___ Task inputs ___
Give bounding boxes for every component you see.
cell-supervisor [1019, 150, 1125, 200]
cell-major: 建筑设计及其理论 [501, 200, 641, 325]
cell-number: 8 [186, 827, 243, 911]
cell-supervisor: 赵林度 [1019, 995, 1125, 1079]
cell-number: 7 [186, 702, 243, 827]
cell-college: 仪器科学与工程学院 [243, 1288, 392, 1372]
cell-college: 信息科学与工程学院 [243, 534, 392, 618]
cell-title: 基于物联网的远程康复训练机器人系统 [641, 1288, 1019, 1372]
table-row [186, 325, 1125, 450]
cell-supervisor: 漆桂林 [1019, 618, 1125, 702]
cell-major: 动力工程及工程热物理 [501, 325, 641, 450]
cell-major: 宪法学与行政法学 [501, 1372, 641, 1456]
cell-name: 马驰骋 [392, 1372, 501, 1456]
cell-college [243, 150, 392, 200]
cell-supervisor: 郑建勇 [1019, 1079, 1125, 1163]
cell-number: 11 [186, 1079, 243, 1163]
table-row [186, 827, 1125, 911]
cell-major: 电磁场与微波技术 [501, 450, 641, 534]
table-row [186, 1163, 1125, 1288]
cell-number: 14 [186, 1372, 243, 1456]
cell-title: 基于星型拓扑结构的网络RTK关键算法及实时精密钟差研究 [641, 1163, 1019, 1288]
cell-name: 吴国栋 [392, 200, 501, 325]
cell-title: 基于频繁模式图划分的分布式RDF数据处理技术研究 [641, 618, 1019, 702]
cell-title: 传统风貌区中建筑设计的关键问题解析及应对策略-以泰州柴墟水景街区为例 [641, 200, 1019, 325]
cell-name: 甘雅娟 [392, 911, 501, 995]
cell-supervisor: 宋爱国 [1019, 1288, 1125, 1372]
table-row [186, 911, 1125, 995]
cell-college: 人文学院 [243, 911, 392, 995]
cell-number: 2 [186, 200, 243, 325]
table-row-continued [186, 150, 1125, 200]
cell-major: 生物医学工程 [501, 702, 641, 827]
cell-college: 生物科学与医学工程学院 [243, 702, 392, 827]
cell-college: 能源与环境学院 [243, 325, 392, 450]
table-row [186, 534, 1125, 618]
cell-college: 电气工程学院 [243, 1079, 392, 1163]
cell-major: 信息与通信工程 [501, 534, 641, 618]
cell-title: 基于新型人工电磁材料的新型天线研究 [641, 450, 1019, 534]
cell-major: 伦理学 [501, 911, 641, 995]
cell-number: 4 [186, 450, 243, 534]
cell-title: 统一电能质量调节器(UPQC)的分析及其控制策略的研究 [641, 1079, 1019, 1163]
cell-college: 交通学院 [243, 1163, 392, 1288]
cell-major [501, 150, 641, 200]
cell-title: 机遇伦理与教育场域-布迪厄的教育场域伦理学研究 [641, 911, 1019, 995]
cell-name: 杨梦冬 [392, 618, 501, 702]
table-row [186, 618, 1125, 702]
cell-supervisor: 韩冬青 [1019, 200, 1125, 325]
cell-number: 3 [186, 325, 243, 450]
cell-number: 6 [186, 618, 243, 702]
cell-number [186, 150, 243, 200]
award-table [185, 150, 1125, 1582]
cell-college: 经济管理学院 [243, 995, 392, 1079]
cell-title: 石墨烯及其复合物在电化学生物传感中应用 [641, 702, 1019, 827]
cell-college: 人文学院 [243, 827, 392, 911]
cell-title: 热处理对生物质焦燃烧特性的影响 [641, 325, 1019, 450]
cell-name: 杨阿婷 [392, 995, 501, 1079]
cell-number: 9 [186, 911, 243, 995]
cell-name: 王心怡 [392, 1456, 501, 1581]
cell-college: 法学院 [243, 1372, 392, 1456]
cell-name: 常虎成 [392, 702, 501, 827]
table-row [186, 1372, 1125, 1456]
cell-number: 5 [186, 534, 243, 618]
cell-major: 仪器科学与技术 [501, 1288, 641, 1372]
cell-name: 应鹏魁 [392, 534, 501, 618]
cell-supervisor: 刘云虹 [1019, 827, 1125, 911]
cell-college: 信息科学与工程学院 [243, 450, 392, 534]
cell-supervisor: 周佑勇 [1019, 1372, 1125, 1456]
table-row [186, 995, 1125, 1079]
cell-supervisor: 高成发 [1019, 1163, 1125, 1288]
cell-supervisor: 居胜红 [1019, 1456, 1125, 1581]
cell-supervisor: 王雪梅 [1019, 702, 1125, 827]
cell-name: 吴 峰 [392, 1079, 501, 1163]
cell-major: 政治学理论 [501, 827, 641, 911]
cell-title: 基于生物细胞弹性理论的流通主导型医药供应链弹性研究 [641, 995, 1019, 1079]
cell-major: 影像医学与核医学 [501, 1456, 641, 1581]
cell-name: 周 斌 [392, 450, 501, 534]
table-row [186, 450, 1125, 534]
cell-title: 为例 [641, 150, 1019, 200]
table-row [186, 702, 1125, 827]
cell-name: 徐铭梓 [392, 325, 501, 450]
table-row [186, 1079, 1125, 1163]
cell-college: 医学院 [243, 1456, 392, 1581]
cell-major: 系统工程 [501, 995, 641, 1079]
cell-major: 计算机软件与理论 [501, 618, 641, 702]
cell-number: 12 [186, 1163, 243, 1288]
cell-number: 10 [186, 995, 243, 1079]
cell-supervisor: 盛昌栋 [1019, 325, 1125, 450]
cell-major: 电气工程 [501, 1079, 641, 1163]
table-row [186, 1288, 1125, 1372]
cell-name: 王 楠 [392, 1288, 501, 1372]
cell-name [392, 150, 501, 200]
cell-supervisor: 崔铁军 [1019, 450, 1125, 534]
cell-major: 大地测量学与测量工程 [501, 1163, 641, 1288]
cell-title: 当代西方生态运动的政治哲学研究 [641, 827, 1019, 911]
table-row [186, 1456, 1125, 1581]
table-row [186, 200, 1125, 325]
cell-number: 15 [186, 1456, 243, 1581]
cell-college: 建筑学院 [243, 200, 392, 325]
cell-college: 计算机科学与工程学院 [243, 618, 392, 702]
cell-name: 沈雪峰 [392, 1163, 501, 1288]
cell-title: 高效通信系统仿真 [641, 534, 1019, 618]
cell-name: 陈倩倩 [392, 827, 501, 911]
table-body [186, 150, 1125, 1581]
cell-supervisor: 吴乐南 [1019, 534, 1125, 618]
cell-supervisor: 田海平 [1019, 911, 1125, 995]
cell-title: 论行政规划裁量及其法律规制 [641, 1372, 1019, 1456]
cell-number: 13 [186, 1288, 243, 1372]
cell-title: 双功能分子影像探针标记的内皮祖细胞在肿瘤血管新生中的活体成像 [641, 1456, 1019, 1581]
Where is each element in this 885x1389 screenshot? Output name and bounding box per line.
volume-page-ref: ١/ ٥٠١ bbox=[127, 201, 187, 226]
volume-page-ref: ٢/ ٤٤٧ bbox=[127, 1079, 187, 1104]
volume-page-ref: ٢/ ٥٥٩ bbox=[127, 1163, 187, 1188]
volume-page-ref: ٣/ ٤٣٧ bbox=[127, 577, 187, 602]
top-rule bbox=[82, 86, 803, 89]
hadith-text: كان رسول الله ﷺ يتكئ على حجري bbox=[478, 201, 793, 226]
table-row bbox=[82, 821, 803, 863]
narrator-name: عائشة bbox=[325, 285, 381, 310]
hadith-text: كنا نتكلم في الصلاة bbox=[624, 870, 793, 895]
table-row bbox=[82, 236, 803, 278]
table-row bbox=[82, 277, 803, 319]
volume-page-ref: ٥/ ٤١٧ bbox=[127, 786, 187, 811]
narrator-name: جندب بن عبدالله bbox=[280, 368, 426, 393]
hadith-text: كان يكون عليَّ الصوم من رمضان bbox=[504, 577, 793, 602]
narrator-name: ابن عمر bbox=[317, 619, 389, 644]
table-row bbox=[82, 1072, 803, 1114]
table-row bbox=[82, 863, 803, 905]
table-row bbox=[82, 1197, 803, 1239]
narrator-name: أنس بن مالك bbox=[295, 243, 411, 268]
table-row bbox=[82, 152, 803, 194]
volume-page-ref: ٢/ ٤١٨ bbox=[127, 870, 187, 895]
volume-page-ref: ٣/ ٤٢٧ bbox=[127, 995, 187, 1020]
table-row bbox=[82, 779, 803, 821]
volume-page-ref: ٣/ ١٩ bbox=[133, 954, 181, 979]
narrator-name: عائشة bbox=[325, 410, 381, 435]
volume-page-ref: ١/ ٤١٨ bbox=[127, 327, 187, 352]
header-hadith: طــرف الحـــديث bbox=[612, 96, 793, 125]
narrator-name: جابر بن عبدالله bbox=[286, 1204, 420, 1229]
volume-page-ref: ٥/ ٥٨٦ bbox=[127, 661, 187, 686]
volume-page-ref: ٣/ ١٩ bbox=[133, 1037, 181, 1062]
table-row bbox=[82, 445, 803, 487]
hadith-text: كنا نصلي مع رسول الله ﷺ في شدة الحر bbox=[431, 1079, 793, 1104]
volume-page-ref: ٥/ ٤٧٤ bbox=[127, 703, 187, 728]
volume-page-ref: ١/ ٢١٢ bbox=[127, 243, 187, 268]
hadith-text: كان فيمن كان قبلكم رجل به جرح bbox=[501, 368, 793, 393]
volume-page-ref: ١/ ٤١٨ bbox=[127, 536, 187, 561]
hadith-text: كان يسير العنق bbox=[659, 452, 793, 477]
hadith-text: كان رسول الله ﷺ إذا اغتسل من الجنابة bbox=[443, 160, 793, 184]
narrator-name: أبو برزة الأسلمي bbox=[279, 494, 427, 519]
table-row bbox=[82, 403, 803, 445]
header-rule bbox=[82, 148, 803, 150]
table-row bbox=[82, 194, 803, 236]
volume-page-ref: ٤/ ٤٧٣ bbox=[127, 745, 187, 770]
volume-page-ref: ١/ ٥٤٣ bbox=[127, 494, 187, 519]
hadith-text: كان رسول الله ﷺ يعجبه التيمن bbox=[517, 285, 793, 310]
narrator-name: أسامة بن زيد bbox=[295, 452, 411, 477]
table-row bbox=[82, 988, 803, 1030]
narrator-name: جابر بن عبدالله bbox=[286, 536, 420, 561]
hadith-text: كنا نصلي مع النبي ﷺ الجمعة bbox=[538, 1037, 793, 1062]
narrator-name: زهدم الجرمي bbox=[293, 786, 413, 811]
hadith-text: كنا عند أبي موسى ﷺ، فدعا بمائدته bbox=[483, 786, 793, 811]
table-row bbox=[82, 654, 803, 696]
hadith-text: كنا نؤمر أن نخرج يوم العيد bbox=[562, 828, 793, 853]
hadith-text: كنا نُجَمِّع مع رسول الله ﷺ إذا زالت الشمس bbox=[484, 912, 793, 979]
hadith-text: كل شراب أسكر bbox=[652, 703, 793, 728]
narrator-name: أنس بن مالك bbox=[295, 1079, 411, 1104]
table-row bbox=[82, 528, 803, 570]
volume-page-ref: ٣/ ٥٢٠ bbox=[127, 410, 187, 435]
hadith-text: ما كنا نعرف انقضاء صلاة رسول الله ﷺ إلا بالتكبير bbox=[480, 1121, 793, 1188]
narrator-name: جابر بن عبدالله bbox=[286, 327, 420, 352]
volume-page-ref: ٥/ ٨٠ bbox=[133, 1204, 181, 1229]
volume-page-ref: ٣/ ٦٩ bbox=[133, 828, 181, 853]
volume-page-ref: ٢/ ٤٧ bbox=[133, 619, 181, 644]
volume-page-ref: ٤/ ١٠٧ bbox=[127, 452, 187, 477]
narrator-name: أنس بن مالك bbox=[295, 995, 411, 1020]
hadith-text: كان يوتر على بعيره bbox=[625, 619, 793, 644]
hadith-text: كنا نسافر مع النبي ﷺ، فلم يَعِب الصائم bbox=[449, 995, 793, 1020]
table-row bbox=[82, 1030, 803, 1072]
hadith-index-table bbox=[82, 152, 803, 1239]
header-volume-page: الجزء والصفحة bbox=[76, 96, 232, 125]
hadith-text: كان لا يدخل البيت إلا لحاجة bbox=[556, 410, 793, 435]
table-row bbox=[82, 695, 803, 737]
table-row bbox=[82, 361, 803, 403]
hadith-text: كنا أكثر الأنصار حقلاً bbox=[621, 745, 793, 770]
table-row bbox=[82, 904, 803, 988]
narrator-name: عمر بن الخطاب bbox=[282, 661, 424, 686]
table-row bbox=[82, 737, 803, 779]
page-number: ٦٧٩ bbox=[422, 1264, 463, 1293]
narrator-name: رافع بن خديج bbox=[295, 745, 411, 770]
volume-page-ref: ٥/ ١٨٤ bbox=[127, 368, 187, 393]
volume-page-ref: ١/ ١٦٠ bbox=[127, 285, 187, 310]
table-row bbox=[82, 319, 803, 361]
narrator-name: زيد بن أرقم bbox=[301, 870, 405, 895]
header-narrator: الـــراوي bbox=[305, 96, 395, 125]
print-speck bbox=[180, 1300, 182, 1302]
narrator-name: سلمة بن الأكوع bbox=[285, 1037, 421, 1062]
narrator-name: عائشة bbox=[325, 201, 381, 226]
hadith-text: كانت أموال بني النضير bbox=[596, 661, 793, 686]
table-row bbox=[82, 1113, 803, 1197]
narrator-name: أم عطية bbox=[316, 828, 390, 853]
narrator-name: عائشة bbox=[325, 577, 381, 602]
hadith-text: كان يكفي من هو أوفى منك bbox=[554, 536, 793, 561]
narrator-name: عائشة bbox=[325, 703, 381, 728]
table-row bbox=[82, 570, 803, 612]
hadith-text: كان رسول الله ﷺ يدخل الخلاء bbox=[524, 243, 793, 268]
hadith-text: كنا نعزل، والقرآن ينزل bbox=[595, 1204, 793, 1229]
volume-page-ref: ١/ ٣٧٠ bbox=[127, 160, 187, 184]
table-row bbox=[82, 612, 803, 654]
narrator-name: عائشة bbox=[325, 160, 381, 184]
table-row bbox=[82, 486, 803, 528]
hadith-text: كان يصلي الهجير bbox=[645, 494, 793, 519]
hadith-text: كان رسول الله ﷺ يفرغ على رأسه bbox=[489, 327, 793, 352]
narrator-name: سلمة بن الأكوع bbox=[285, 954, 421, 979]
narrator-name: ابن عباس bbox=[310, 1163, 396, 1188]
___
Copy every line word for word, from the start of the records down through the line containing "table-row [186, 325, 1125, 450]".

Exercise result:
Give bounding boxes for every component you see.
cell-supervisor [1019, 150, 1125, 200]
cell-major: 建筑设计及其理论 [501, 200, 641, 325]
cell-number: 8 [186, 827, 243, 911]
cell-supervisor: 赵林度 [1019, 995, 1125, 1079]
cell-number: 7 [186, 702, 243, 827]
cell-college: 仪器科学与工程学院 [243, 1288, 392, 1372]
cell-college: 信息科学与工程学院 [243, 534, 392, 618]
cell-title: 基于物联网的远程康复训练机器人系统 [641, 1288, 1019, 1372]
table-row [186, 325, 1125, 450]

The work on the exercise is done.